**What needs to be done**
Retype all material exactly. Pictures stay out of the copy.

+ + + + +

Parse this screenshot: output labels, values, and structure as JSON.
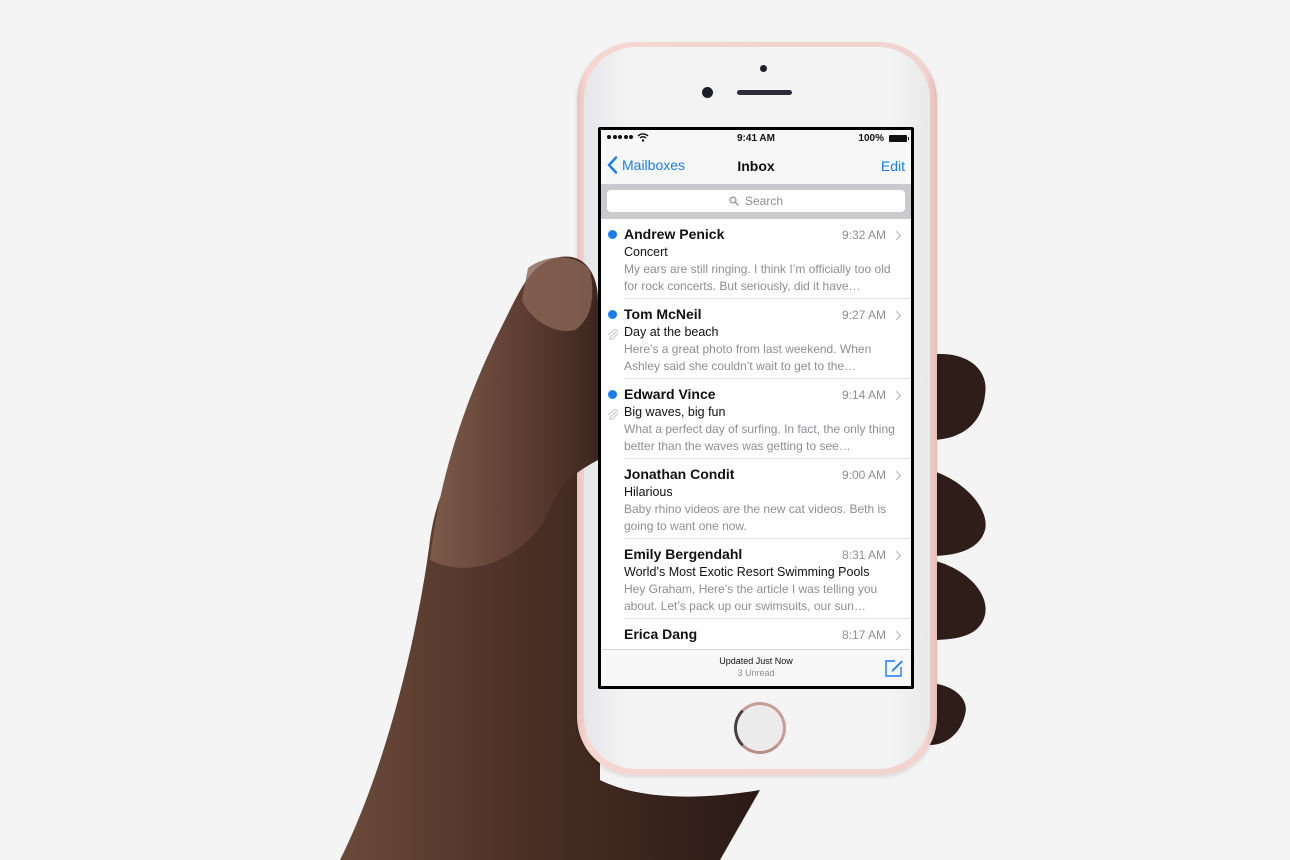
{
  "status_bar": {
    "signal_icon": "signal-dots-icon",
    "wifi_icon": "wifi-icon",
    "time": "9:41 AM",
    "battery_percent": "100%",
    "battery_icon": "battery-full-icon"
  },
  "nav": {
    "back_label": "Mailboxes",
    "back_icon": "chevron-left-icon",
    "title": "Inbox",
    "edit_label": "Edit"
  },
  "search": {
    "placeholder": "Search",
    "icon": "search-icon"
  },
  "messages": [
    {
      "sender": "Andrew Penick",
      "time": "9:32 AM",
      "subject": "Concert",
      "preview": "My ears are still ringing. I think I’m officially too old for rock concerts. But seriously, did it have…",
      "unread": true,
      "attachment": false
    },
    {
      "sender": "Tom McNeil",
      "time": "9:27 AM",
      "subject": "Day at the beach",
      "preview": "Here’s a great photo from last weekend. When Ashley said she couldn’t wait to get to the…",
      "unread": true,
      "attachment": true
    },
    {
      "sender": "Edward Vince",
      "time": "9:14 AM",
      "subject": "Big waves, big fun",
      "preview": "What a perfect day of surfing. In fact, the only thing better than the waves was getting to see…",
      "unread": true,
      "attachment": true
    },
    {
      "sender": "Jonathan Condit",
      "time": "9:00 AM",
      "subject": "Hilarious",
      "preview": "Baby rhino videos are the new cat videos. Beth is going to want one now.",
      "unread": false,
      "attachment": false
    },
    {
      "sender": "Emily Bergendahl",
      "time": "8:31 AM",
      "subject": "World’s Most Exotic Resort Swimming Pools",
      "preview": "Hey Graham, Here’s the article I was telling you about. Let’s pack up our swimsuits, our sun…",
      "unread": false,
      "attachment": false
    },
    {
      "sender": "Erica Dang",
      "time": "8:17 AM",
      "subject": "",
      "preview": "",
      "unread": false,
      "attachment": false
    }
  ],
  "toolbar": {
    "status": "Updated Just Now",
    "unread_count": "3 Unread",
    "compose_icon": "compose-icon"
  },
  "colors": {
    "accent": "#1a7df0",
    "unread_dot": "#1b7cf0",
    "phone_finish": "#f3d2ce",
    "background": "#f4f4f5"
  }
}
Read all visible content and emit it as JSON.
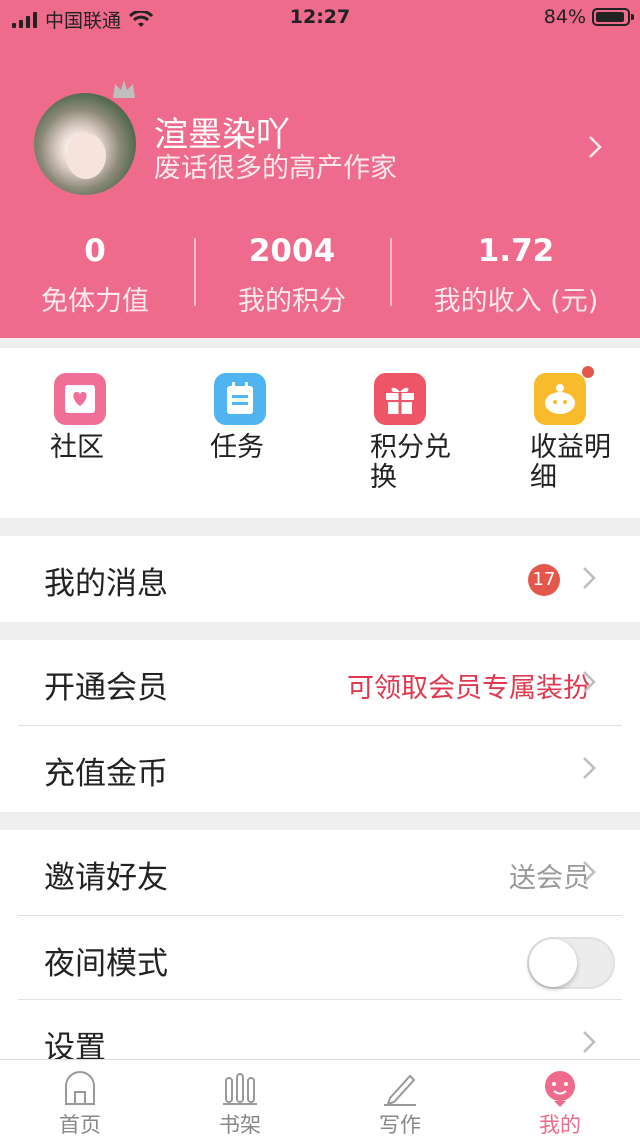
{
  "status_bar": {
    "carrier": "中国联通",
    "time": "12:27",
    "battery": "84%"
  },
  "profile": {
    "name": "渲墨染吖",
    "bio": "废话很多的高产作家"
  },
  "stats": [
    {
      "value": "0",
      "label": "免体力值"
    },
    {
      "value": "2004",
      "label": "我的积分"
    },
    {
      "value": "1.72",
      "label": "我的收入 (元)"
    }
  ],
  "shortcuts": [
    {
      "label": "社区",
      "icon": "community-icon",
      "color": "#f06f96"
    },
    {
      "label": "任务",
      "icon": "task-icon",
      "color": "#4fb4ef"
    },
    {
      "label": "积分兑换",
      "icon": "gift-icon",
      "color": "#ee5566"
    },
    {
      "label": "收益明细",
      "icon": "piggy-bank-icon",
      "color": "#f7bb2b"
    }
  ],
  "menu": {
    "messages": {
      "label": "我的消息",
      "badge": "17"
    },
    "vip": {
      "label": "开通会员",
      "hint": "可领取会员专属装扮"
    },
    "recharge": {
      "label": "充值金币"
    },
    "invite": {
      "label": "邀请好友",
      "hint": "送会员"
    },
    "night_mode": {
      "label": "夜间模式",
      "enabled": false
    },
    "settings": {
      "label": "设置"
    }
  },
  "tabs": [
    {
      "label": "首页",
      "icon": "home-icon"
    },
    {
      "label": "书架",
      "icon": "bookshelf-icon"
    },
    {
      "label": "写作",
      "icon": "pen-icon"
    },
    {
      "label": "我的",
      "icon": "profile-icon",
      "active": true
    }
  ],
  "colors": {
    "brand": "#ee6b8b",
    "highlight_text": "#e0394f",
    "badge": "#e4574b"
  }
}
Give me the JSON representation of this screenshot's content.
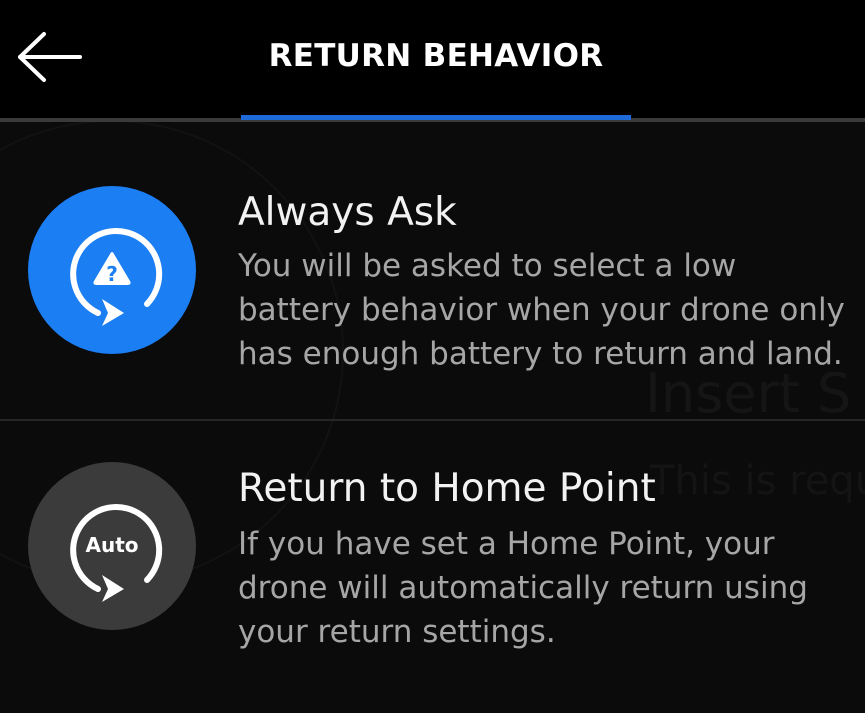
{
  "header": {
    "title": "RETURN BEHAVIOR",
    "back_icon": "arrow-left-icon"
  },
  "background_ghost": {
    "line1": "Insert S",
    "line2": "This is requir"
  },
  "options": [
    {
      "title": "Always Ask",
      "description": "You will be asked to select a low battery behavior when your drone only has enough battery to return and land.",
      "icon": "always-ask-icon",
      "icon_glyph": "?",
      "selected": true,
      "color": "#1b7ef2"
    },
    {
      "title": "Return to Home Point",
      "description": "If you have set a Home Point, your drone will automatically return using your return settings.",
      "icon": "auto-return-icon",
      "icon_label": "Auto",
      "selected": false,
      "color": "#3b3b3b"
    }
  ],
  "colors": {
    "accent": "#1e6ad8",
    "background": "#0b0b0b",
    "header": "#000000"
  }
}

+ + + + +

**Result**
Parse this screenshot: output labels, values, and structure as JSON.
{
  "status_bar": {
    "signal_icon": "signal-dots-icon",
    "wifi_icon": "wifi-icon",
    "time": "9:41 AM",
    "battery_percent": "100%",
    "battery_icon": "battery-full-icon"
  },
  "nav": {
    "back_label": "Mailboxes",
    "back_icon": "chevron-left-icon",
    "title": "Inbox",
    "edit_label": "Edit"
  },
  "search": {
    "placeholder": "Search",
    "icon": "search-icon"
  },
  "messages": [
    {
      "sender": "Andrew Penick",
      "time": "9:32 AM",
      "subject": "Concert",
      "preview": "My ears are still ringing. I think I’m officially too old for rock concerts. But seriously, did it have…",
      "unread": true,
      "attachment": false
    },
    {
      "sender": "Tom McNeil",
      "time": "9:27 AM",
      "subject": "Day at the beach",
      "preview": "Here’s a great photo from last weekend. When Ashley said she couldn’t wait to get to the…",
      "unread": true,
      "attachment": true
    },
    {
      "sender": "Edward Vince",
      "time": "9:14 AM",
      "subject": "Big waves, big fun",
      "preview": "What a perfect day of surfing. In fact, the only thing better than the waves was getting to see…",
      "unread": true,
      "attachment": true
    },
    {
      "sender": "Jonathan Condit",
      "time": "9:00 AM",
      "subject": "Hilarious",
      "preview": "Baby rhino videos are the new cat videos. Beth is going to want one now.",
      "unread": false,
      "attachment": false
    },
    {
      "sender": "Emily Bergendahl",
      "time": "8:31 AM",
      "subject": "World’s Most Exotic Resort Swimming Pools",
      "preview": "Hey Graham, Here’s the article I was telling you about. Let’s pack up our swimsuits, our sun…",
      "unread": false,
      "attachment": false
    },
    {
      "sender": "Erica Dang",
      "time": "8:17 AM",
      "subject": "",
      "preview": "",
      "unread": false,
      "attachment": false
    }
  ],
  "toolbar": {
    "status": "Updated Just Now",
    "unread_count": "3 Unread",
    "compose_icon": "compose-icon"
  },
  "colors": {
    "accent": "#1a7df0",
    "unread_dot": "#1b7cf0",
    "phone_finish": "#f3d2ce",
    "background": "#f4f4f5"
  }
}
Read all visible content and emit it as JSON.
{
  "status_bar": {
    "carrier": "中国联通",
    "time": "12:27",
    "battery": "84%"
  },
  "profile": {
    "name": "渲墨染吖",
    "bio": "废话很多的高产作家"
  },
  "stats": [
    {
      "value": "0",
      "label": "免体力值"
    },
    {
      "value": "2004",
      "label": "我的积分"
    },
    {
      "value": "1.72",
      "label": "我的收入 (元)"
    }
  ],
  "shortcuts": [
    {
      "label": "社区",
      "icon": "community-icon",
      "color": "#f06f96"
    },
    {
      "label": "任务",
      "icon": "task-icon",
      "color": "#4fb4ef"
    },
    {
      "label": "积分兑换",
      "icon": "gift-icon",
      "color": "#ee5566"
    },
    {
      "label": "收益明细",
      "icon": "piggy-bank-icon",
      "color": "#f7bb2b"
    }
  ],
  "menu": {
    "messages": {
      "label": "我的消息",
      "badge": "17"
    },
    "vip": {
      "label": "开通会员",
      "hint": "可领取会员专属装扮"
    },
    "recharge": {
      "label": "充值金币"
    },
    "invite": {
      "label": "邀请好友",
      "hint": "送会员"
    },
    "night_mode": {
      "label": "夜间模式",
      "enabled": false
    },
    "settings": {
      "label": "设置"
    }
  },
  "tabs": [
    {
      "label": "首页",
      "icon": "home-icon"
    },
    {
      "label": "书架",
      "icon": "bookshelf-icon"
    },
    {
      "label": "写作",
      "icon": "pen-icon"
    },
    {
      "label": "我的",
      "icon": "profile-icon",
      "active": true
    }
  ],
  "colors": {
    "brand": "#ee6b8b",
    "highlight_text": "#e0394f",
    "badge": "#e4574b"
  }
}
Give me the JSON representation of this screenshot's content.
{
  "header": {
    "title": "RETURN BEHAVIOR",
    "back_icon": "arrow-left-icon"
  },
  "background_ghost": {
    "line1": "Insert S",
    "line2": "This is requir"
  },
  "options": [
    {
      "title": "Always Ask",
      "description": "You will be asked to select a low battery behavior when your drone only has enough battery to return and land.",
      "icon": "always-ask-icon",
      "icon_glyph": "?",
      "selected": true,
      "color": "#1b7ef2"
    },
    {
      "title": "Return to Home Point",
      "description": "If you have set a Home Point, your drone will automatically return using your return settings.",
      "icon": "auto-return-icon",
      "icon_label": "Auto",
      "selected": false,
      "color": "#3b3b3b"
    }
  ],
  "colors": {
    "accent": "#1e6ad8",
    "background": "#0b0b0b",
    "header": "#000000"
  }
}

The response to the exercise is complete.